**RECORDS FOR PROCESSING:**

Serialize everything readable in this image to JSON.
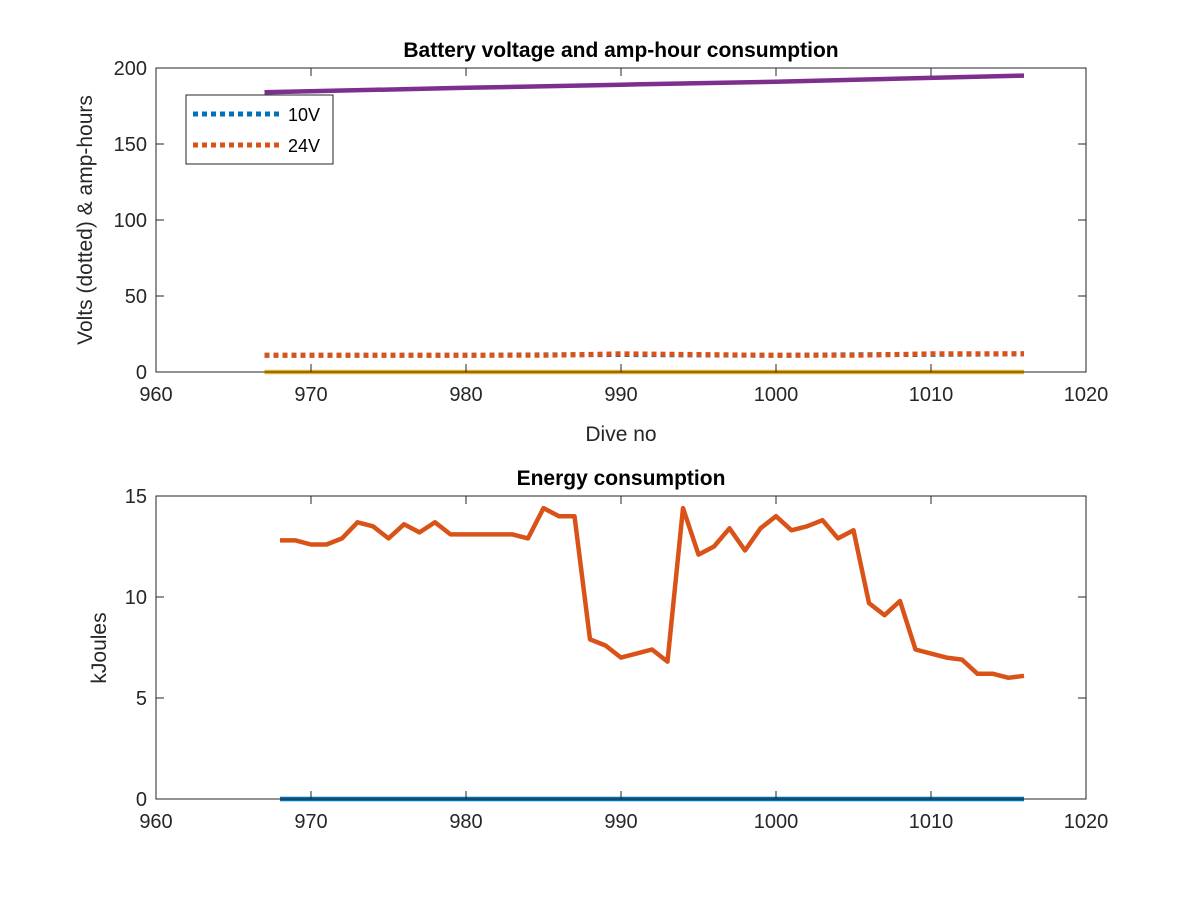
{
  "chart_data": [
    {
      "type": "line",
      "title": "Battery voltage and amp-hour consumption",
      "xlabel": "Dive no",
      "ylabel": "Volts (dotted) & amp-hours",
      "xlim": [
        960,
        1020
      ],
      "ylim": [
        0,
        200
      ],
      "xticks": [
        960,
        970,
        980,
        990,
        1000,
        1010,
        1020
      ],
      "yticks": [
        0,
        50,
        100,
        150,
        200
      ],
      "legend": {
        "location": "top-left",
        "entries": [
          "10V",
          "24V"
        ]
      },
      "grid": false,
      "series": [
        {
          "name": "10V",
          "style": "dotted",
          "color": "#0072BD",
          "x": [
            967,
            980,
            990,
            1000,
            1016
          ],
          "y": [
            11,
            11,
            11.5,
            11,
            12
          ]
        },
        {
          "name": "24V",
          "style": "dotted",
          "color": "#D95319",
          "x": [
            967,
            975,
            985,
            990,
            995,
            1000,
            1005,
            1010,
            1016
          ],
          "y": [
            11,
            11,
            11,
            12,
            11.5,
            11,
            11,
            12,
            12
          ]
        },
        {
          "style": "solid",
          "color": "#EDB120",
          "x": [
            967,
            1016
          ],
          "y": [
            0,
            0
          ]
        },
        {
          "style": "solid",
          "color": "#7E2F8E",
          "x": [
            967,
            980,
            990,
            1000,
            1016
          ],
          "y": [
            184,
            187,
            189,
            191,
            195
          ]
        }
      ]
    },
    {
      "type": "line",
      "title": "Energy consumption",
      "xlabel": "",
      "ylabel": "kJoules",
      "xlim": [
        960,
        1020
      ],
      "ylim": [
        0,
        15
      ],
      "xticks": [
        960,
        970,
        980,
        990,
        1000,
        1010,
        1020
      ],
      "yticks": [
        0,
        5,
        10,
        15
      ],
      "grid": false,
      "series": [
        {
          "style": "solid",
          "color": "#0072BD",
          "x": [
            968,
            1016
          ],
          "y": [
            0,
            0
          ]
        },
        {
          "style": "solid",
          "color": "#D95319",
          "x": [
            968,
            969,
            970,
            971,
            972,
            973,
            974,
            975,
            976,
            977,
            978,
            979,
            980,
            981,
            982,
            983,
            984,
            985,
            986,
            987,
            988,
            989,
            990,
            991,
            992,
            993,
            994,
            995,
            996,
            997,
            998,
            999,
            1000,
            1001,
            1002,
            1003,
            1004,
            1005,
            1006,
            1007,
            1008,
            1009,
            1010,
            1011,
            1012,
            1013,
            1014,
            1015,
            1016
          ],
          "y": [
            12.8,
            12.8,
            12.6,
            12.6,
            12.9,
            13.7,
            13.5,
            12.9,
            13.6,
            13.2,
            13.7,
            13.1,
            13.1,
            13.1,
            13.1,
            13.1,
            12.9,
            14.4,
            14.0,
            14.0,
            7.9,
            7.6,
            7.0,
            7.2,
            7.4,
            6.8,
            14.4,
            12.1,
            12.5,
            13.4,
            12.3,
            13.4,
            14.0,
            13.3,
            13.5,
            13.8,
            12.9,
            13.3,
            9.7,
            9.1,
            9.8,
            7.4,
            7.2,
            7.0,
            6.9,
            6.2,
            6.2,
            6.0,
            6.1
          ]
        }
      ]
    }
  ]
}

**AIM OF THE TASK:**
Find how many lines of the listing include the string "consumption" and give that number, nothing else.

**FINAL RESULT:**
2